Listen mit Elementpositionen:

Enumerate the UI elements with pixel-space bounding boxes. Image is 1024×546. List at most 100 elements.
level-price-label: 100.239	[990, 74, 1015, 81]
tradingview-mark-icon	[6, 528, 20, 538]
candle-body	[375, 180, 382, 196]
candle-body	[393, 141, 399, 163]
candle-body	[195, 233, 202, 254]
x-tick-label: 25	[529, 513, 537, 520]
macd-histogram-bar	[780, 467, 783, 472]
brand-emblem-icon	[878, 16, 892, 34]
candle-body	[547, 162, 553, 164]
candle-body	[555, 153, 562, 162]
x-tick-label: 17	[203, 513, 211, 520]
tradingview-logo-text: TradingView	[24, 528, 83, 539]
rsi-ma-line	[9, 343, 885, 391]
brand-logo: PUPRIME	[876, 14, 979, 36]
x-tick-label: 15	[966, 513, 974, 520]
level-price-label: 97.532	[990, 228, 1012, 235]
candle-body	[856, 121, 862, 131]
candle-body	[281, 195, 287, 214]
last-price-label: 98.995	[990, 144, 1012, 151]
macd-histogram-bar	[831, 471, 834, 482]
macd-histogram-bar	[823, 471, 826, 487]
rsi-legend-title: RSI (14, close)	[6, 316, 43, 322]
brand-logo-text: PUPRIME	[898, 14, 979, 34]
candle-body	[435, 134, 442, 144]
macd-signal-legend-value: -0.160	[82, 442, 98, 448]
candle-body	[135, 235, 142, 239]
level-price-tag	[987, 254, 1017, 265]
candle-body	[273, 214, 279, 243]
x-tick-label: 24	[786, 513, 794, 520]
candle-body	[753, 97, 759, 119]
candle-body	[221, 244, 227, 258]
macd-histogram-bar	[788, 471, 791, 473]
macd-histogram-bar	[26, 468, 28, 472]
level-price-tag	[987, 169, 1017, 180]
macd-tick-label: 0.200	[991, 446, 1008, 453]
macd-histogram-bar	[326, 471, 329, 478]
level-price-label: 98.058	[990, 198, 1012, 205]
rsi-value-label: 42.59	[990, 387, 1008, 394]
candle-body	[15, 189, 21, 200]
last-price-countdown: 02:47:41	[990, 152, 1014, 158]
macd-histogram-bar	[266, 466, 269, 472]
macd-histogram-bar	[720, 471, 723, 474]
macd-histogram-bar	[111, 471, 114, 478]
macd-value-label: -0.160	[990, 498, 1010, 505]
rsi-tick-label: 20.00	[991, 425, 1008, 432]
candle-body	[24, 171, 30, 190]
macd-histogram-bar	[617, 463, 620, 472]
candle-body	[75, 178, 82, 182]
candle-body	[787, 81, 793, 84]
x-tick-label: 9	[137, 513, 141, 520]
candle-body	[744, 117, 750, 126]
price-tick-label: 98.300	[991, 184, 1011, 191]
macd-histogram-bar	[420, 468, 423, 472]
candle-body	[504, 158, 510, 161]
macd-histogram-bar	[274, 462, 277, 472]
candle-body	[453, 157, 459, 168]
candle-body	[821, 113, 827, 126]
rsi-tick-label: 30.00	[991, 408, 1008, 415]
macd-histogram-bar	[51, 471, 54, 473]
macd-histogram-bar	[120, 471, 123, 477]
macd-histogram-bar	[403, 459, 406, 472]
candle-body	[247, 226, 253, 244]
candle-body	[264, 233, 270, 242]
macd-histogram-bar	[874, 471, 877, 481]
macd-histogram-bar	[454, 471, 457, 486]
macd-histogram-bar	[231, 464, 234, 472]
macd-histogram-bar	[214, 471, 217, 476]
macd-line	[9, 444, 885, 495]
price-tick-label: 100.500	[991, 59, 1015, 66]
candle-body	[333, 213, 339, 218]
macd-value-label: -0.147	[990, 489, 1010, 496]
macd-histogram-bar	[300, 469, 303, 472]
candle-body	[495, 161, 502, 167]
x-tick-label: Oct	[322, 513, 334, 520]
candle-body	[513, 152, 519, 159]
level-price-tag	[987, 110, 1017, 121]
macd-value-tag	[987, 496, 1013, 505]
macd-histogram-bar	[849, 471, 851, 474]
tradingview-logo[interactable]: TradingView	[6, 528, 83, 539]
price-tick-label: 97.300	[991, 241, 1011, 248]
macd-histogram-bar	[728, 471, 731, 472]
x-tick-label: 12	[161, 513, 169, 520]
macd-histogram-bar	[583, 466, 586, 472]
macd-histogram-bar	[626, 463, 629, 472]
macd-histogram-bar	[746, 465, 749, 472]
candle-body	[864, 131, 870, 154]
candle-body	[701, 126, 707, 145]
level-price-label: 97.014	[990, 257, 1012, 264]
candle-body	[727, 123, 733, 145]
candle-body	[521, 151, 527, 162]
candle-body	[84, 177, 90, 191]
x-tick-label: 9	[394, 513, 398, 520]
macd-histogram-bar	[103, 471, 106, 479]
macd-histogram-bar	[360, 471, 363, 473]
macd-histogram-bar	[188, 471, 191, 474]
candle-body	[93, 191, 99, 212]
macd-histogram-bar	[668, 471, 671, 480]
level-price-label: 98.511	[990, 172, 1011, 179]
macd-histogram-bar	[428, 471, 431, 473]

SCHRIFTLICHE ANWEISUNG:
Gib sämtliche Zeilen von oben unverändert aus.

VOLLSTÄNDIGE ANTWORT:
Enumerate the UI elements with pixel-space bounding boxes. Image is 1024×546. List at most 100 elements.
level-price-label: 100.239	[990, 74, 1015, 81]
tradingview-mark-icon	[6, 528, 20, 538]
candle-body	[375, 180, 382, 196]
candle-body	[393, 141, 399, 163]
candle-body	[195, 233, 202, 254]
x-tick-label: 25	[529, 513, 537, 520]
macd-histogram-bar	[780, 467, 783, 472]
brand-emblem-icon	[878, 16, 892, 34]
candle-body	[547, 162, 553, 164]
candle-body	[555, 153, 562, 162]
x-tick-label: 17	[203, 513, 211, 520]
tradingview-logo-text: TradingView	[24, 528, 83, 539]
rsi-ma-line	[9, 343, 885, 391]
brand-logo: PUPRIME	[876, 14, 979, 36]
x-tick-label: 15	[966, 513, 974, 520]
level-price-label: 97.532	[990, 228, 1012, 235]
candle-body	[856, 121, 862, 131]
candle-body	[281, 195, 287, 214]
last-price-label: 98.995	[990, 144, 1012, 151]
macd-histogram-bar	[831, 471, 834, 482]
macd-histogram-bar	[823, 471, 826, 487]
rsi-legend-title: RSI (14, close)	[6, 316, 43, 322]
brand-logo-text: PUPRIME	[898, 14, 979, 34]
candle-body	[435, 134, 442, 144]
macd-signal-legend-value: -0.160	[82, 442, 98, 448]
candle-body	[135, 235, 142, 239]
level-price-tag	[987, 254, 1017, 265]
candle-body	[273, 214, 279, 243]
x-tick-label: 24	[786, 513, 794, 520]
candle-body	[753, 97, 759, 119]
candle-body	[221, 244, 227, 258]
macd-histogram-bar	[788, 471, 791, 473]
macd-histogram-bar	[26, 468, 28, 472]
level-price-tag	[987, 169, 1017, 180]
macd-tick-label: 0.200	[991, 446, 1008, 453]
macd-histogram-bar	[326, 471, 329, 478]
level-price-label: 98.058	[990, 198, 1012, 205]
rsi-value-label: 42.59	[990, 387, 1008, 394]
candle-body	[15, 189, 21, 200]
last-price-countdown: 02:47:41	[990, 152, 1014, 158]
macd-histogram-bar	[266, 466, 269, 472]
macd-histogram-bar	[720, 471, 723, 474]
macd-histogram-bar	[111, 471, 114, 478]
macd-value-label: -0.160	[990, 498, 1010, 505]
rsi-tick-label: 20.00	[991, 425, 1008, 432]
candle-body	[24, 171, 30, 190]
macd-histogram-bar	[617, 463, 620, 472]
candle-body	[75, 178, 82, 182]
candle-body	[787, 81, 793, 84]
x-tick-label: 9	[137, 513, 141, 520]
candle-body	[744, 117, 750, 126]
price-tick-label: 98.300	[991, 184, 1011, 191]
macd-histogram-bar	[420, 468, 423, 472]
candle-body	[504, 158, 510, 161]
macd-histogram-bar	[274, 462, 277, 472]
candle-body	[453, 157, 459, 168]
candle-body	[821, 113, 827, 126]
rsi-tick-label: 30.00	[991, 408, 1008, 415]
macd-histogram-bar	[51, 471, 54, 473]
macd-histogram-bar	[120, 471, 123, 477]
macd-histogram-bar	[403, 459, 406, 472]
candle-body	[247, 226, 253, 244]
candle-body	[264, 233, 270, 242]
macd-histogram-bar	[874, 471, 877, 481]
macd-histogram-bar	[454, 471, 457, 486]
macd-histogram-bar	[231, 464, 234, 472]
macd-histogram-bar	[214, 471, 217, 476]
macd-line	[9, 444, 885, 495]
price-tick-label: 100.500	[991, 59, 1015, 66]
candle-body	[333, 213, 339, 218]
macd-value-label: -0.147	[990, 489, 1010, 496]
macd-histogram-bar	[300, 469, 303, 472]
candle-body	[495, 161, 502, 167]
x-tick-label: Oct	[322, 513, 334, 520]
candle-body	[513, 152, 519, 159]
level-price-tag	[987, 110, 1017, 121]
macd-value-tag	[987, 496, 1013, 505]
macd-histogram-bar	[849, 471, 851, 474]
tradingview-logo[interactable]: TradingView	[6, 528, 83, 539]
price-tick-label: 97.300	[991, 241, 1011, 248]
macd-histogram-bar	[728, 471, 731, 472]
x-tick-label: 12	[161, 513, 169, 520]
macd-histogram-bar	[583, 466, 586, 472]
macd-histogram-bar	[626, 463, 629, 472]
macd-histogram-bar	[746, 465, 749, 472]
candle-body	[864, 131, 870, 154]
candle-body	[701, 126, 707, 145]
level-price-label: 97.014	[990, 257, 1012, 264]
candle-body	[727, 123, 733, 145]
candle-body	[521, 151, 527, 162]
candle-body	[84, 177, 90, 191]
x-tick-label: 9	[394, 513, 398, 520]
macd-histogram-bar	[103, 471, 106, 479]
macd-histogram-bar	[360, 471, 363, 473]
macd-histogram-bar	[188, 471, 191, 474]
candle-body	[93, 191, 99, 212]
macd-histogram-bar	[668, 471, 671, 480]
level-price-label: 98.511	[990, 172, 1011, 179]
macd-histogram-bar	[428, 471, 431, 473]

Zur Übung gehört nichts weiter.